Problem description.
Search the data below for the string "Italien". Extract every line that contains it.

** Start of Supplied material **

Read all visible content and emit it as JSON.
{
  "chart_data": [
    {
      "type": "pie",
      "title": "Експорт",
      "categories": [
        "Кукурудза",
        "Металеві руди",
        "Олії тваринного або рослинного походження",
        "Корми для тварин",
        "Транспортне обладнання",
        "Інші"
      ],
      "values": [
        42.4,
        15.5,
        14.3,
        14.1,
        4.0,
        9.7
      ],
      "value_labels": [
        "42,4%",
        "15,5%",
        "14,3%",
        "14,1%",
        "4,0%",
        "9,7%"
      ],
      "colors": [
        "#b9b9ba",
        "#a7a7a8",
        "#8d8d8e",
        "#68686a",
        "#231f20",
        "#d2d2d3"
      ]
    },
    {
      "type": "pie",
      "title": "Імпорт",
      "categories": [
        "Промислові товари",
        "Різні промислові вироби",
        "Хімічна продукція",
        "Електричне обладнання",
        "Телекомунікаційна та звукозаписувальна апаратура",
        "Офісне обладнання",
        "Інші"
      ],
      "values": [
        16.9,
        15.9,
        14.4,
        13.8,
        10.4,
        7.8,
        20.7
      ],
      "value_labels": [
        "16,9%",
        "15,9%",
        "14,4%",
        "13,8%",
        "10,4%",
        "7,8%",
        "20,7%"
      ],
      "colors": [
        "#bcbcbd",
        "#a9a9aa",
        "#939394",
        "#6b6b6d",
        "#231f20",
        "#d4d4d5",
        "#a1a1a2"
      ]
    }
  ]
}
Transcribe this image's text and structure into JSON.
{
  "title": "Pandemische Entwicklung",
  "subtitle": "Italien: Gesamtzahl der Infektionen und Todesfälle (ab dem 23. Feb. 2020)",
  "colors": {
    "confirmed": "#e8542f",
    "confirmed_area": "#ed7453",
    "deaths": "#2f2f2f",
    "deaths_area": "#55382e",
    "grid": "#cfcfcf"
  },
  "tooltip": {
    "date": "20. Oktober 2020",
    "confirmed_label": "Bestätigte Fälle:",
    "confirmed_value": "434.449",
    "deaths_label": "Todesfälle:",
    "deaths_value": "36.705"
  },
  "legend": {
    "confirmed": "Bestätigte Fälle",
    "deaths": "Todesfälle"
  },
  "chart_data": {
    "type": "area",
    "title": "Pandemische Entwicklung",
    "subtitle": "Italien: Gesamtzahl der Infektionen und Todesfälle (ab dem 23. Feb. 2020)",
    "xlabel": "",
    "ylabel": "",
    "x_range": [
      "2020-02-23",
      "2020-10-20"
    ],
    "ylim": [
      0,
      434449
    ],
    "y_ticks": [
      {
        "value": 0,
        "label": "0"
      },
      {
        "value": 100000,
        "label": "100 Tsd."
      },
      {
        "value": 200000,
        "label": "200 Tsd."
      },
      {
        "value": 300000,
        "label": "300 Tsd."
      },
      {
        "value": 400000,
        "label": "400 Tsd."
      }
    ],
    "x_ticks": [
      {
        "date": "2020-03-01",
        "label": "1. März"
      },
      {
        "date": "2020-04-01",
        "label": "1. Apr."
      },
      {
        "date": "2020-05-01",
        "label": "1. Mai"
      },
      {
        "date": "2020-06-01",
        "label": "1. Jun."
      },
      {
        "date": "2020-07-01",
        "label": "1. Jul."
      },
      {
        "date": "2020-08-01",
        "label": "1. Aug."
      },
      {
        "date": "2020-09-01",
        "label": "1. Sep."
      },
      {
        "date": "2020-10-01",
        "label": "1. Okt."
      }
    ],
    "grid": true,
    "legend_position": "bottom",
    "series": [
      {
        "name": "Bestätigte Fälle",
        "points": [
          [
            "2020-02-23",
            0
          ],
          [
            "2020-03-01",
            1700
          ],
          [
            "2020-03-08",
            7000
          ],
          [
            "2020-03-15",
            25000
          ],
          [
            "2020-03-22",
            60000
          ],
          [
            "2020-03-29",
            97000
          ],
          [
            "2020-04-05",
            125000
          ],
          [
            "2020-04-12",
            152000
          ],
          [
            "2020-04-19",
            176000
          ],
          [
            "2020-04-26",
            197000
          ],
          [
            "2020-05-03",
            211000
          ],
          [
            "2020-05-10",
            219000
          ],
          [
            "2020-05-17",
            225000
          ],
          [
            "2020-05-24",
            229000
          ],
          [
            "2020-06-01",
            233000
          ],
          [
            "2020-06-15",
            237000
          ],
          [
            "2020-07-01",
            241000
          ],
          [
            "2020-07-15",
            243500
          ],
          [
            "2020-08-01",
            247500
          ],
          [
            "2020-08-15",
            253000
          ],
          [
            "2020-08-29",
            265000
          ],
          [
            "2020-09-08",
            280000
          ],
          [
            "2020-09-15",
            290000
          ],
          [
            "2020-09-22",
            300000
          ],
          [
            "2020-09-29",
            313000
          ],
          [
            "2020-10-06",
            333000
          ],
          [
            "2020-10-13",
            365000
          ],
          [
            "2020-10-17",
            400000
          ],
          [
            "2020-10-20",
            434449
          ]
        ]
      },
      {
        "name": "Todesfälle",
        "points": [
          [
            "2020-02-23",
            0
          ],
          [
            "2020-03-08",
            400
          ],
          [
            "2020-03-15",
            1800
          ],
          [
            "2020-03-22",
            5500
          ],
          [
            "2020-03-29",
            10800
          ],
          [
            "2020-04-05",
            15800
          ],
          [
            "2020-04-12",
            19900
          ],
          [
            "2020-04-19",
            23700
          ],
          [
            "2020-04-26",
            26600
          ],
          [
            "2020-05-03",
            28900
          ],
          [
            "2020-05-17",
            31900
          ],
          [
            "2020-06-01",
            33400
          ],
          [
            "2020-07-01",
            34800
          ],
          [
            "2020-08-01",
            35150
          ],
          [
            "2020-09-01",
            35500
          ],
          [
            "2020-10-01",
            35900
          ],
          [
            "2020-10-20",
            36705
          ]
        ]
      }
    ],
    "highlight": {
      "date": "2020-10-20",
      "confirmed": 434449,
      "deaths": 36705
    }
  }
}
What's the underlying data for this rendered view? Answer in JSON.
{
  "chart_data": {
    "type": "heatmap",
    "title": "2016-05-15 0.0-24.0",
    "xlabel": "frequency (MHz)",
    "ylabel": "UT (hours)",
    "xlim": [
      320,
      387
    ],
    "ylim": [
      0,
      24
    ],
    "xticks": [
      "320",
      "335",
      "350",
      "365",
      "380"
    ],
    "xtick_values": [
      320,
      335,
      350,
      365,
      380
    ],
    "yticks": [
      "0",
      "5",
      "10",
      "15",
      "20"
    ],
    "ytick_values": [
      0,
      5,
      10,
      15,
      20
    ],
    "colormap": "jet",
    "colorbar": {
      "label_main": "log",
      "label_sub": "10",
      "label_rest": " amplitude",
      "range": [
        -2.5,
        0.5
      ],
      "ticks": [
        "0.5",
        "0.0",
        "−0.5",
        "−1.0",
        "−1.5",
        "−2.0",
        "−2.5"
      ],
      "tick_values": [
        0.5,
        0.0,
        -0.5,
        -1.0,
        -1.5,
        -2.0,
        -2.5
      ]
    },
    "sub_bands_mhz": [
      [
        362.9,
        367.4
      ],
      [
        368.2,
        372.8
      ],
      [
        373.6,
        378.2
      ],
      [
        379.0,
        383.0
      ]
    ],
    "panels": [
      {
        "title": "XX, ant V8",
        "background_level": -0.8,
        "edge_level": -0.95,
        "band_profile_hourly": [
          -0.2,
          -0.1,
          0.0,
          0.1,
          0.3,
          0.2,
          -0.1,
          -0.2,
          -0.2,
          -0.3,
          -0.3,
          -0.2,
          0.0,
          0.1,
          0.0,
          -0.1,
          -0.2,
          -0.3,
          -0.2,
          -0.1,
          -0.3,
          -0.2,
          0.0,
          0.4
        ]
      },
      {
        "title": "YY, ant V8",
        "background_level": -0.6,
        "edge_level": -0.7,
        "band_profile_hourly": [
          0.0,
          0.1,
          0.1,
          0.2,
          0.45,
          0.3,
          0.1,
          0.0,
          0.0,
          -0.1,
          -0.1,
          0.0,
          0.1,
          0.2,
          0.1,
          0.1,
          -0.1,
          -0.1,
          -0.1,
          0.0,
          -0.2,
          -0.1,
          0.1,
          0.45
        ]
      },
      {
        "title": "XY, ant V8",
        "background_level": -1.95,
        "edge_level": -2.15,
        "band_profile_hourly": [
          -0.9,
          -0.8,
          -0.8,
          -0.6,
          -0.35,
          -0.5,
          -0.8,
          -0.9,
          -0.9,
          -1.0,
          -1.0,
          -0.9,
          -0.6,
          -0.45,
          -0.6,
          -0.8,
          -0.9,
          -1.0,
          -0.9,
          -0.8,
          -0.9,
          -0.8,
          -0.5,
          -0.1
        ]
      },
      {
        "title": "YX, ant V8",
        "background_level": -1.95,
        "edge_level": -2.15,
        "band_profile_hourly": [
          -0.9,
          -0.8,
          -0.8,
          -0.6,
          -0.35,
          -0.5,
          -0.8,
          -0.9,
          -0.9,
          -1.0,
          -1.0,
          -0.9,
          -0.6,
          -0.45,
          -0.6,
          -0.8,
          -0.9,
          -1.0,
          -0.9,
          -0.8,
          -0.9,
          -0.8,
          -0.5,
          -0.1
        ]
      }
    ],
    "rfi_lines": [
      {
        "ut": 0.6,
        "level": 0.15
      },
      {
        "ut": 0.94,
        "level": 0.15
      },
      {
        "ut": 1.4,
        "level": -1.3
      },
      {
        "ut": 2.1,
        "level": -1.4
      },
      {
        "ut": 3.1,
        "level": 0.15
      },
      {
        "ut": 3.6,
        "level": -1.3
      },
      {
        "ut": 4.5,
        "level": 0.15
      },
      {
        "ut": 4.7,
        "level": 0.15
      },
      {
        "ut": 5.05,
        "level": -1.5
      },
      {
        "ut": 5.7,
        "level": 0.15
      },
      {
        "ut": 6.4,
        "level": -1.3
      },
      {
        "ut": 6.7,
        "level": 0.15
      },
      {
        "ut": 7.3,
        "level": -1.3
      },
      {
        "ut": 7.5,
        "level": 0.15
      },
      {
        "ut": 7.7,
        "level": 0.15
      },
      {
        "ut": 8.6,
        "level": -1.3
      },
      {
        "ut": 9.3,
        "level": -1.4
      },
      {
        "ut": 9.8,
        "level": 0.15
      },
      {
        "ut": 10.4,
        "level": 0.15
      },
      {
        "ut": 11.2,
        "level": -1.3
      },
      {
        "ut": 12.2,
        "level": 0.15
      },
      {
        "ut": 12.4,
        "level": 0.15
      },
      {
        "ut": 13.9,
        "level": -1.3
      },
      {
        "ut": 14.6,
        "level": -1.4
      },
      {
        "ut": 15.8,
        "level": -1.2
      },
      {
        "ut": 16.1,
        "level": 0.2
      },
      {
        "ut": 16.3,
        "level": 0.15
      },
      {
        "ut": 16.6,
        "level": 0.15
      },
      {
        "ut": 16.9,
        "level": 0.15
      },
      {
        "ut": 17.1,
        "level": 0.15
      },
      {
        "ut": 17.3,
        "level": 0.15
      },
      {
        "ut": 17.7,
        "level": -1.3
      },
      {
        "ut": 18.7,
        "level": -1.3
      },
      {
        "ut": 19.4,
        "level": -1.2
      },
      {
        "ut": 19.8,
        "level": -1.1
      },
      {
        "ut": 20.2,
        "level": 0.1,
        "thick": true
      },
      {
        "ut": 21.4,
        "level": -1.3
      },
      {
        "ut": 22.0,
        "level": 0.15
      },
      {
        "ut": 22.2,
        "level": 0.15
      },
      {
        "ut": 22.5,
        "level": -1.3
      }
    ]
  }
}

** End of Supplied material **

Final answer.
  "subtitle": "Italien: Gesamtzahl der Infektionen und Todesfälle (ab dem 23. Feb. 2020)",
    "subtitle": "Italien: Gesamtzahl der Infektionen und Todesfälle (ab dem 23. Feb. 2020)",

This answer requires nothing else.